Problem to work on: Look through the material below. Copy each line that contains the string "true".

Records provided:
◇ ◇ ◇ ◇ ◇
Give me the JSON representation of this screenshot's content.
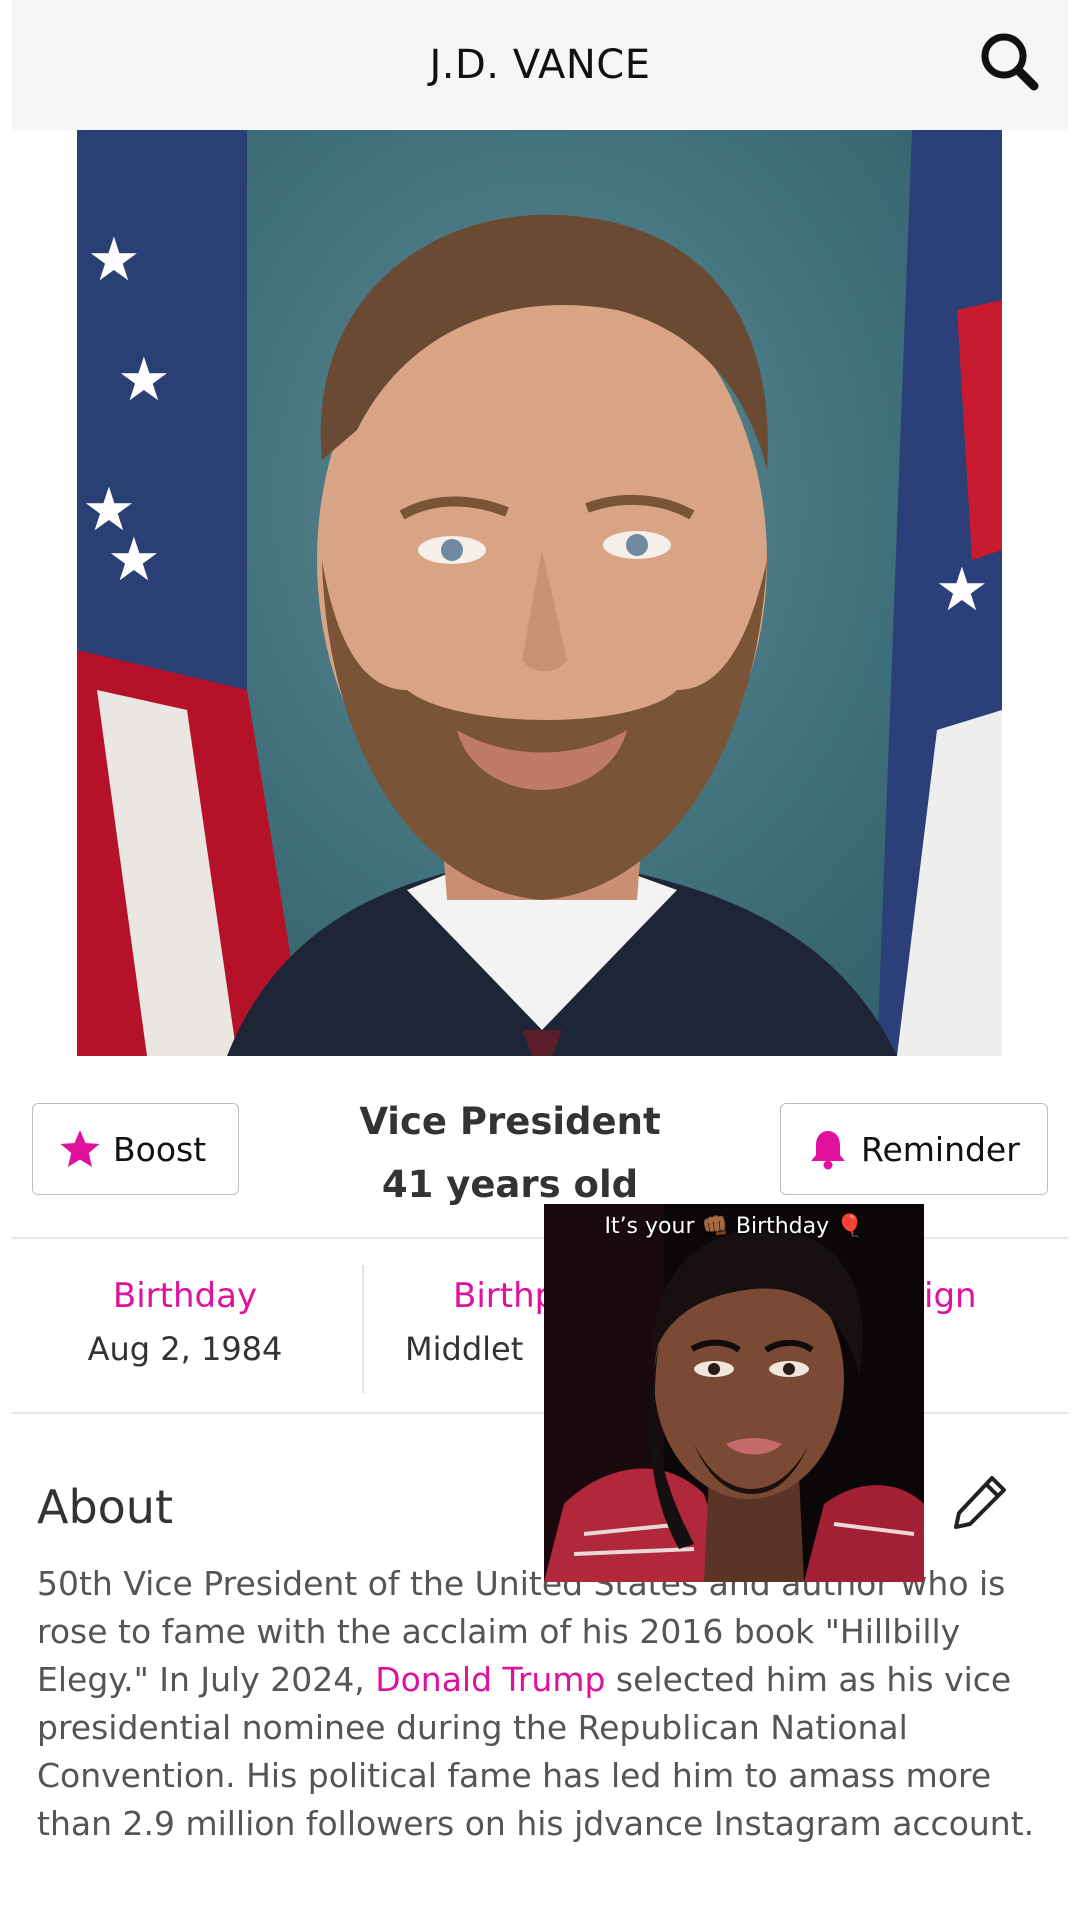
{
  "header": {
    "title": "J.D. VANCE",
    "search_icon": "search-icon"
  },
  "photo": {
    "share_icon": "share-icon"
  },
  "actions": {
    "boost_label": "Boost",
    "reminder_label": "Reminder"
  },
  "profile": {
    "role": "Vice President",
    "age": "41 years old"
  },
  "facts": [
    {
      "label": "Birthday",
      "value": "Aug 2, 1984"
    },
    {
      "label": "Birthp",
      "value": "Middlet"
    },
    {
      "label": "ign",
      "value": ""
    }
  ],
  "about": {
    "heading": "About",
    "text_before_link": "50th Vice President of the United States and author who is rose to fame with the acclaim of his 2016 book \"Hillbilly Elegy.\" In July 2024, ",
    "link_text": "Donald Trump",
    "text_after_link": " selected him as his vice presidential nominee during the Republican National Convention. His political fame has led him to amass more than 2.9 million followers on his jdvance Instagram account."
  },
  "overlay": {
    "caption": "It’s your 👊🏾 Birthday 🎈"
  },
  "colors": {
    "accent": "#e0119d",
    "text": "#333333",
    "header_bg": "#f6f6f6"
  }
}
◇ ◇ ◇ ◇ ◇
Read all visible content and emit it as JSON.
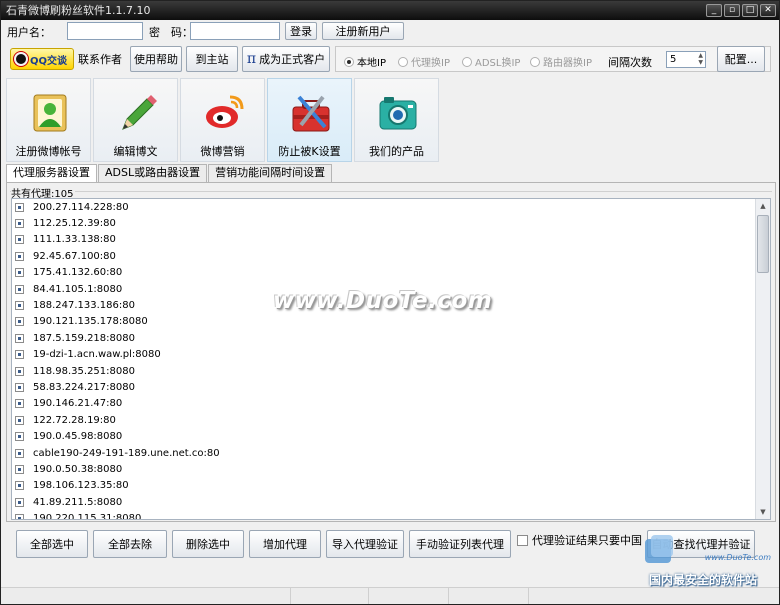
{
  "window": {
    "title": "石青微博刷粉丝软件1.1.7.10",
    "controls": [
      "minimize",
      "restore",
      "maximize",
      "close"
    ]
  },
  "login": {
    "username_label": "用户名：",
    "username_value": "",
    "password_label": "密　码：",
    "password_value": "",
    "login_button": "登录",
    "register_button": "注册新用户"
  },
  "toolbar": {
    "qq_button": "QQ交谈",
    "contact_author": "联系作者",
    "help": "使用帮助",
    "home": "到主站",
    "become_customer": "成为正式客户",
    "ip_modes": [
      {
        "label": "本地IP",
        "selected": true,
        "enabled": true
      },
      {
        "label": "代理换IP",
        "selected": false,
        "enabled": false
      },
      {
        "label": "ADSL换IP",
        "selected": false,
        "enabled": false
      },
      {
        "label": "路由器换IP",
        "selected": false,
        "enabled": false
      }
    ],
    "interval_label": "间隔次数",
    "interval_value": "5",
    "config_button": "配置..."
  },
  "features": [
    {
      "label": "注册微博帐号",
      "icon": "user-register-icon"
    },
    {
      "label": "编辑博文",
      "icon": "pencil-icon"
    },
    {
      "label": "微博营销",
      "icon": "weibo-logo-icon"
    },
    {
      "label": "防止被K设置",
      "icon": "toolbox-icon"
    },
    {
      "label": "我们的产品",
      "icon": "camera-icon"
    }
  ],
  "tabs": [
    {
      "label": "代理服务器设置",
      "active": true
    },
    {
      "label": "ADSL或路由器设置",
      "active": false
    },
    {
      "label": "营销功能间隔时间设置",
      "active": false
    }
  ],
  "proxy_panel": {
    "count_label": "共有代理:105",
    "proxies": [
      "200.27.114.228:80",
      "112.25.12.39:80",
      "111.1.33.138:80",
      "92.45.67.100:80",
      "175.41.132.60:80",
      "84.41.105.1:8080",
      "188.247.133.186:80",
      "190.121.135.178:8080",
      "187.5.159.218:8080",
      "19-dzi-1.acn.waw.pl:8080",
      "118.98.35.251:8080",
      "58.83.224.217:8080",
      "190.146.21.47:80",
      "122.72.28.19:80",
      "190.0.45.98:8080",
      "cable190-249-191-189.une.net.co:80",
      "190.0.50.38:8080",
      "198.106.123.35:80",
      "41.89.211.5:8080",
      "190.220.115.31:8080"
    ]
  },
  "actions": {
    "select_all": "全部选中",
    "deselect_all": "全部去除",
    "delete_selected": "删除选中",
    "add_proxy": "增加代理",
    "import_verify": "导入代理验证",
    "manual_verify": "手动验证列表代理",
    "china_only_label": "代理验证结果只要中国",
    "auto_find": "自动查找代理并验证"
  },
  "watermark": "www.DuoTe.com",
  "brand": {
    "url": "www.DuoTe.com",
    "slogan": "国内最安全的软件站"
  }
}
◇ ◇ ◇ ◇ ◇
Response to the exercise:
        "selected": true,
        "enabled": true
      "active": true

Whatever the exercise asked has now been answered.